▶ [CONSIGNES]
1. D'après l'extrait sur Jaraun Burrows, par quels pays passe-t-il au cours de sa carrière professionnelle ?
2. Reproduisez mot pour mot le passage de l'extrait sur Jaraun Burrows qui commence par « Son apprentissage sur » et se poursuit jusqu'à « un européen d’adoption. ».

Conseillé par l’ancien coéquipier de Joakim Noah aux Gators

Son apprentissage sur le territoire américain le mène jusqu’en NCAA I à Fort Wayne en 2006 où il termine son cursus en jouant 31 matchs (14pts, 6,4rbds par match). Non drafté, le moment de faire le grand saut vers le vieux continent arrive inéluctablement, son objectif étant d’embrasser une carrière professionnelle. « Kino » passe alors par la Suède, la Slovaquie, la Suisse, la Finlande et Israël pour des périodes qui n’excèdent jamais deux ans. Presque de quoi faire de Jaraun Burrows un européen d’adoption.

« Je suis en là depuis si longtemps, c’est devenu comme une deuxième maison pour moi. J’aime la culture et je suis servi en Europe car chaque pays a ses spécificités, son histoire. J’aime aussi la gastronomie et à chaque endroit où je suis allé, j’ai découvert de nouvelles choses. Ça me plaît de partir un peu à l’aventure et visiter des monuments ou goûter aux spécialités locales pendant mon temps libre. C’est difficile de choisir un pays ou une ville en particulier. J’ai vécu dans des pays « riches » mais aussi dans les pays d’Europe de l’Est et chaque endroit a ses atouts et ses points faibles ».

▶ [DONNÉES AFFICHÉES]

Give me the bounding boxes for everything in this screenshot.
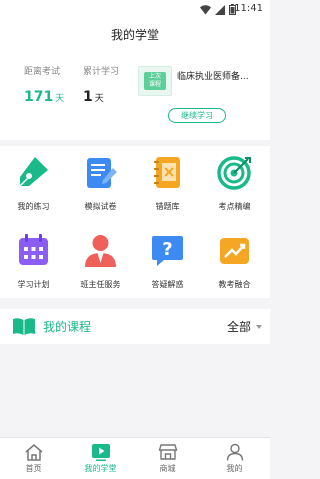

▶ [RÉSULTATS DES CONSIGNES]
1. Il passe par la Suède, la Slovaquie, la Suisse, la Finlande et Israël.

2.
Son apprentissage sur le territoire américain le mène jusqu’en NCAA I à Fort Wayne en 2006 où il termine son cursus en jouant 31 matchs (14pts, 6,4rbds par match). Non drafté, le moment de faire le grand saut vers le vieux continent arrive inéluctablement, son objectif étant d’embrasser une carrière professionnelle. « Kino » passe alors par la Suède, la Slovaquie, la Suisse, la Finlande et Israël pour des périodes qui n’excèdent jamais deux ans. Presque de quoi faire de Jaraun Burrows un européen d’adoption.